• [GIVEN REQUEST] What follows is a set of records, each of which is to be written out exactly.

• [DATA ENTRIES]
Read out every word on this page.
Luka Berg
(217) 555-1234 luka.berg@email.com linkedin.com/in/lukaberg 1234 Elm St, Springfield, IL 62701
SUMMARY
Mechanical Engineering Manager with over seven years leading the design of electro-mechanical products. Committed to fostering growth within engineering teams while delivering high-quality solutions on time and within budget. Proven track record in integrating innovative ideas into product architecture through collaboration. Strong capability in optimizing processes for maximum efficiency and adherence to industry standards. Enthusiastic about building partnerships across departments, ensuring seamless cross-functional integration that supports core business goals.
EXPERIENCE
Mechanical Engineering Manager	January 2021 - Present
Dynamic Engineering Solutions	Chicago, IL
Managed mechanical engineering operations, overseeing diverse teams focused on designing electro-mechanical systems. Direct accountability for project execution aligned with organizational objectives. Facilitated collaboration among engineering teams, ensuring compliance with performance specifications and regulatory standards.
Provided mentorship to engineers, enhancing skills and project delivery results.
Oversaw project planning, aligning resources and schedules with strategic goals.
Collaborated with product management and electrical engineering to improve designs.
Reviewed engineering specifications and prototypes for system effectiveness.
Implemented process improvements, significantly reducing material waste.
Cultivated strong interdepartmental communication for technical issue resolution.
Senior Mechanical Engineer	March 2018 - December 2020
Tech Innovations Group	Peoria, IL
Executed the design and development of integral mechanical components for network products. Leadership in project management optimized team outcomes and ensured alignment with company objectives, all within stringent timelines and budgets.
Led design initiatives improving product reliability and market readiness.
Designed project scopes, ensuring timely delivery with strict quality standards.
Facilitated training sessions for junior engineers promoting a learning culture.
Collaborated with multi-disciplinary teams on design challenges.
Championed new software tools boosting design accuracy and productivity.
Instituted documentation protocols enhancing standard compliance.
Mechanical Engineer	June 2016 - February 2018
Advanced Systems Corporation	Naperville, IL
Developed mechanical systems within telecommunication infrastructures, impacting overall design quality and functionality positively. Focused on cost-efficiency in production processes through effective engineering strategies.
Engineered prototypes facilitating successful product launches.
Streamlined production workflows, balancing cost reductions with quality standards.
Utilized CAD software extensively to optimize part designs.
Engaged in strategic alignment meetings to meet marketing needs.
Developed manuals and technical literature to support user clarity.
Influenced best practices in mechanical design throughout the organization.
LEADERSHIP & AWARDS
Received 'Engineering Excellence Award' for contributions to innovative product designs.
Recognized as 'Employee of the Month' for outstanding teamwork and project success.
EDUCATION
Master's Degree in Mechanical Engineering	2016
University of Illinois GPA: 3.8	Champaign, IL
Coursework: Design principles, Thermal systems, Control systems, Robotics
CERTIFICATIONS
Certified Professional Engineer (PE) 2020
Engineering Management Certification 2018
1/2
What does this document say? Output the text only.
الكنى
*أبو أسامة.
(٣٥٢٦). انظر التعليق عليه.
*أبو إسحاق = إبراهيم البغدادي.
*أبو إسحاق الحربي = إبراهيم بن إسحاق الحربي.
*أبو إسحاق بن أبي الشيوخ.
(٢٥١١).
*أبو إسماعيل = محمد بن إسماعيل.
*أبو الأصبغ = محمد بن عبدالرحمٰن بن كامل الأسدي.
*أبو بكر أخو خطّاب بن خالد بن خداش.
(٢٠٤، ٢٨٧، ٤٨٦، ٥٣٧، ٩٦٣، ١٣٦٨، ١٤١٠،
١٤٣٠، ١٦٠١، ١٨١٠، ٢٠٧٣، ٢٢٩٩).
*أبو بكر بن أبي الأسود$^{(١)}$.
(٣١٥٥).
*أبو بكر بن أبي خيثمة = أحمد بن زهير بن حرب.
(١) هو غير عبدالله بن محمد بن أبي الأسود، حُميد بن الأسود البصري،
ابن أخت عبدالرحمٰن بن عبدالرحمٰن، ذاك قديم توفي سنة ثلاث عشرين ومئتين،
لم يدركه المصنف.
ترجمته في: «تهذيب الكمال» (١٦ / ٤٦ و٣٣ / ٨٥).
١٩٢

• [EXERCISE ANSWER]
Read out every word on this page.
Luka Berg
(217) 555-1234 luka.berg@email.com linkedin.com/in/lukaberg 1234 Elm St, Springfield, IL 62701
SUMMARY
Mechanical Engineering Manager with over seven years leading the design of electro-mechanical products. Committed to fostering growth within engineering teams while delivering high-quality solutions on time and within budget. Proven track record in integrating innovative ideas into product architecture through collaboration. Strong capability in optimizing processes for maximum efficiency and adherence to industry standards. Enthusiastic about building partnerships across departments, ensuring seamless cross-functional integration that supports core business goals.
EXPERIENCE
Mechanical Engineering Manager	January 2021 - Present
Dynamic Engineering Solutions	Chicago, IL
Managed mechanical engineering operations, overseeing diverse teams focused on designing electro-mechanical systems. Direct accountability for project execution aligned with organizational objectives. Facilitated collaboration among engineering teams, ensuring compliance with performance specifications and regulatory standards.
Provided mentorship to engineers, enhancing skills and project delivery results.
Oversaw project planning, aligning resources and schedules with strategic goals.
Collaborated with product management and electrical engineering to improve designs.
Reviewed engineering specifications and prototypes for system effectiveness.
Implemented process improvements, significantly reducing material waste.
Cultivated strong interdepartmental communication for technical issue resolution.
Senior Mechanical Engineer	March 2018 - December 2020
Tech Innovations Group	Peoria, IL
Executed the design and development of integral mechanical components for network products. Leadership in project management optimized team outcomes and ensured alignment with company objectives, all within stringent timelines and budgets.
Led design initiatives improving product reliability and market readiness.
Designed project scopes, ensuring timely delivery with strict quality standards.
Facilitated training sessions for junior engineers promoting a learning culture.
Collaborated with multi-disciplinary teams on design challenges.
Championed new software tools boosting design accuracy and productivity.
Instituted documentation protocols enhancing standard compliance.
Mechanical Engineer	June 2016 - February 2018
Advanced Systems Corporation	Naperville, IL
Developed mechanical systems within telecommunication infrastructures, impacting overall design quality and functionality positively. Focused on cost-efficiency in production processes through effective engineering strategies.
Engineered prototypes facilitating successful product launches.
Streamlined production workflows, balancing cost reductions with quality standards.
Utilized CAD software extensively to optimize part designs.
Engaged in strategic alignment meetings to meet marketing needs.
Developed manuals and technical literature to support user clarity.
Influenced best practices in mechanical design throughout the organization.
LEADERSHIP & AWARDS
Received 'Engineering Excellence Award' for contributions to innovative product designs.
Recognized as 'Employee of the Month' for outstanding teamwork and project success.
EDUCATION
Master's Degree in Mechanical Engineering	2016
University of Illinois GPA: 3.8	Champaign, IL
Coursework: Design principles, Thermal systems, Control systems, Robotics
CERTIFICATIONS
Certified Professional Engineer (PE) 2020
Engineering Management Certification 2018
1/2
What does this document say? Output the text only.
الكنى
*أبو أسامة.
(٣٥٢٦). انظر التعليق عليه.
*أبو إسحاق = إبراهيم البغدادي.
*أبو إسحاق الحربي = إبراهيم بن إسحاق الحربي.
*أبو إسحاق بن أبي الشيوخ.
(٢٥١١).
*أبو إسماعيل = محمد بن إسماعيل.
*أبو الأصبغ = محمد بن عبدالرحمٰن بن كامل الأسدي.
*أبو بكر أخو خطّاب بن خالد بن خداش.
(٢٠٤، ٢٨٧، ٤٨٦، ٥٣٧، ٩٦٣، ١٣٦٨، ١٤١٠،
١٤٣٠، ١٦٠١، ١٨١٠، ٢٠٧٣، ٢٢٩٩).
*أبو بكر بن أبي الأسود$^{(١)}$.
(٣١٥٥).
*أبو بكر بن أبي خيثمة = أحمد بن زهير بن حرب.
(١) هو غير عبدالله بن محمد بن أبي الأسود، حُميد بن الأسود البصري،
ابن أخت عبدالرحمٰن بن عبدالرحمٰن، ذاك قديم توفي سنة ثلاث عشرين ومئتين،
لم يدركه المصنف.
ترجمته في: «تهذيب الكمال» (١٦ / ٤٦ و٣٣ / ٨٥).
١٩٢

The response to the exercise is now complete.